[Start of ITEMS]
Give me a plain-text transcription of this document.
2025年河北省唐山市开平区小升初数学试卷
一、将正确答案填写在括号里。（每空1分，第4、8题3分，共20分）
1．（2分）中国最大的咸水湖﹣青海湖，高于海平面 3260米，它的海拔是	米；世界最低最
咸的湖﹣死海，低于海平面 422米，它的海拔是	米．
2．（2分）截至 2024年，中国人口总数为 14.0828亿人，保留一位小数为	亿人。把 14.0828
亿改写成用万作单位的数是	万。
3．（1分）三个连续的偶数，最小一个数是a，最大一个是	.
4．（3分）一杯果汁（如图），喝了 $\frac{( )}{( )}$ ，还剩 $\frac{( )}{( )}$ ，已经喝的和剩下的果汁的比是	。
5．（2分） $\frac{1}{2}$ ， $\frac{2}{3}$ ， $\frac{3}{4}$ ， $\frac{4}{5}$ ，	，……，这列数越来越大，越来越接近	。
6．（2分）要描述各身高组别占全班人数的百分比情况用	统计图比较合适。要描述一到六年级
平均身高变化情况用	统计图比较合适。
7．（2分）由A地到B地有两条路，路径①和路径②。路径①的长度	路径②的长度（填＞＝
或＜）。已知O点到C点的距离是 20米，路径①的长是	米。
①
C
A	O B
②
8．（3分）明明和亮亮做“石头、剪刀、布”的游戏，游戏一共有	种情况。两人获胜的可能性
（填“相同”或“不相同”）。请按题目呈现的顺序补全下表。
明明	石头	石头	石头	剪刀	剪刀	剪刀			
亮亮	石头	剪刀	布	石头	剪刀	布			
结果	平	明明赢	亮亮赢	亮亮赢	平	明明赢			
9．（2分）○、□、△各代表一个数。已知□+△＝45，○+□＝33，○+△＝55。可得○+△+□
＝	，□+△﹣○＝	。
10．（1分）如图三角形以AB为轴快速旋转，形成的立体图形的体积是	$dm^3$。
[End of ITEMS]
**TASK GOAL:** The records above need to be transcribed in full. Keep every character unchanged.

**SOLUTION:**
Give me a plain-text transcription of this document.
2025年河北省唐山市开平区小升初数学试卷
一、将正确答案填写在括号里。（每空1分，第4、8题3分，共20分）
1．（2分）中国最大的咸水湖﹣青海湖，高于海平面 3260米，它的海拔是	米；世界最低最
咸的湖﹣死海，低于海平面 422米，它的海拔是	米．
2．（2分）截至 2024年，中国人口总数为 14.0828亿人，保留一位小数为	亿人。把 14.0828
亿改写成用万作单位的数是	万。
3．（1分）三个连续的偶数，最小一个数是a，最大一个是	.
4．（3分）一杯果汁（如图），喝了 $\frac{( )}{( )}$ ，还剩 $\frac{( )}{( )}$ ，已经喝的和剩下的果汁的比是	。
5．（2分） $\frac{1}{2}$ ， $\frac{2}{3}$ ， $\frac{3}{4}$ ， $\frac{4}{5}$ ，	，……，这列数越来越大，越来越接近	。
6．（2分）要描述各身高组别占全班人数的百分比情况用	统计图比较合适。要描述一到六年级
平均身高变化情况用	统计图比较合适。
7．（2分）由A地到B地有两条路，路径①和路径②。路径①的长度	路径②的长度（填＞＝
或＜）。已知O点到C点的距离是 20米，路径①的长是	米。
①
C
A	O B
②
8．（3分）明明和亮亮做“石头、剪刀、布”的游戏，游戏一共有	种情况。两人获胜的可能性
（填“相同”或“不相同”）。请按题目呈现的顺序补全下表。
明明	石头	石头	石头	剪刀	剪刀	剪刀			
亮亮	石头	剪刀	布	石头	剪刀	布			
结果	平	明明赢	亮亮赢	亮亮赢	平	明明赢			
9．（2分）○、□、△各代表一个数。已知□+△＝45，○+□＝33，○+△＝55。可得○+△+□
＝	，□+△﹣○＝	。
10．（1分）如图三角形以AB为轴快速旋转，形成的立体图形的体积是	$dm^3$。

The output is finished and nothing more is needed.